STATED GOAL — Find how many lines hold the word "required" and give that number only.

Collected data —
————————

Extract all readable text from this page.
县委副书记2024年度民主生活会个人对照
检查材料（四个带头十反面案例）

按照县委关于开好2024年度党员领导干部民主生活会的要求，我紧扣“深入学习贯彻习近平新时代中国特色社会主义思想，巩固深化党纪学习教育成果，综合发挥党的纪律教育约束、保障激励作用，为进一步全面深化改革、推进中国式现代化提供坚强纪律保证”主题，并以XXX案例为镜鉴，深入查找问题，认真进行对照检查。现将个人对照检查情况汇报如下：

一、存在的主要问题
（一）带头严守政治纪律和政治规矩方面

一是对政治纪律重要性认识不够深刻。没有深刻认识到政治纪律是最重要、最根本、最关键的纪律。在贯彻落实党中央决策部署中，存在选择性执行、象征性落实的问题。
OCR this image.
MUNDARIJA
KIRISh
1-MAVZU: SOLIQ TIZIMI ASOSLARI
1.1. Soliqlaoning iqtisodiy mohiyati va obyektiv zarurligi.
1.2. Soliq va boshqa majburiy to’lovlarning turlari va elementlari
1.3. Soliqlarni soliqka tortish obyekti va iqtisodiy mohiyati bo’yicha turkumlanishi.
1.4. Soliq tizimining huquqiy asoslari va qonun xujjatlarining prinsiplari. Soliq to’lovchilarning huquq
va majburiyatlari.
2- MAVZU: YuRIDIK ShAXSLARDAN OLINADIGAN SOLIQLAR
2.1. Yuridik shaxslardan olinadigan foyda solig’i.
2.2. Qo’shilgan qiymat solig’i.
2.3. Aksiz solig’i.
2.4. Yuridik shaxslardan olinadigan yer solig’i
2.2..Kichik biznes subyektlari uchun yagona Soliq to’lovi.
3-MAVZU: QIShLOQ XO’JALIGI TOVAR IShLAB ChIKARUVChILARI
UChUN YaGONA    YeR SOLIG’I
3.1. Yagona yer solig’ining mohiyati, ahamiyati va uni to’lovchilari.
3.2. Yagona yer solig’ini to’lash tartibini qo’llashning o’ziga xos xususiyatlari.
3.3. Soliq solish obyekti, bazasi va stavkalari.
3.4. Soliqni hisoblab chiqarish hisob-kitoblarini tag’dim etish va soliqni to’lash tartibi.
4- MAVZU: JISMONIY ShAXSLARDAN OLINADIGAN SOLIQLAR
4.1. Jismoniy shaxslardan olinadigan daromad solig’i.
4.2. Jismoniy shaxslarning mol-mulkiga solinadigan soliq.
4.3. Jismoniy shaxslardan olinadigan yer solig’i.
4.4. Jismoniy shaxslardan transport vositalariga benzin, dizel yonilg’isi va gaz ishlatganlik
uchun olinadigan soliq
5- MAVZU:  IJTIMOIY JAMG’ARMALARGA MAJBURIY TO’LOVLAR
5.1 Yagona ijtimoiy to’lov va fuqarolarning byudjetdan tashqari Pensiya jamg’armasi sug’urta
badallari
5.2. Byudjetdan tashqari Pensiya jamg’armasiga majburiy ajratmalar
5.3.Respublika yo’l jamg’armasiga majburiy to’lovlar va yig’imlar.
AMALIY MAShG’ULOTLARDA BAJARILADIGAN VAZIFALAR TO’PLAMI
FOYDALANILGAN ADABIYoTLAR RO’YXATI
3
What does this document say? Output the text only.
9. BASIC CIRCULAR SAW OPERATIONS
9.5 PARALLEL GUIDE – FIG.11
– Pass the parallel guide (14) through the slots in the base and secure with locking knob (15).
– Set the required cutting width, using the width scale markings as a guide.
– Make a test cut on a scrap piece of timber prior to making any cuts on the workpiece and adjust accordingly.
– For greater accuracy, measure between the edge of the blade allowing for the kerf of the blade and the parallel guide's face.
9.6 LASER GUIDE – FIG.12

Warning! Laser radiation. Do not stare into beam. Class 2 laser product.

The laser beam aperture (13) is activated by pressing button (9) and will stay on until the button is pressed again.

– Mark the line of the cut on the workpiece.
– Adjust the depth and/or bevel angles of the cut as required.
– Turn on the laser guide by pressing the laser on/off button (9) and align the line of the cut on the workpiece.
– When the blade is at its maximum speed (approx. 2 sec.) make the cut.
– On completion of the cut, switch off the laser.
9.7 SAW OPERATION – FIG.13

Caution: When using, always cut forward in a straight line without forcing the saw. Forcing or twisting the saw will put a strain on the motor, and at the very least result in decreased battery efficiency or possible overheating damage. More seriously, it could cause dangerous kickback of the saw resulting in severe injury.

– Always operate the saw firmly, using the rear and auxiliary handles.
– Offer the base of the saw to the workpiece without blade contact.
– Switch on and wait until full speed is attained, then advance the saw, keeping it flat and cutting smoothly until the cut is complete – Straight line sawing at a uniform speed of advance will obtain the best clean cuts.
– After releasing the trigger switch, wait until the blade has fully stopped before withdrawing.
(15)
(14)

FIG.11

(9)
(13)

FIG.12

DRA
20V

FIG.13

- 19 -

————————

RESULT FOR THIS EXERCISE — 2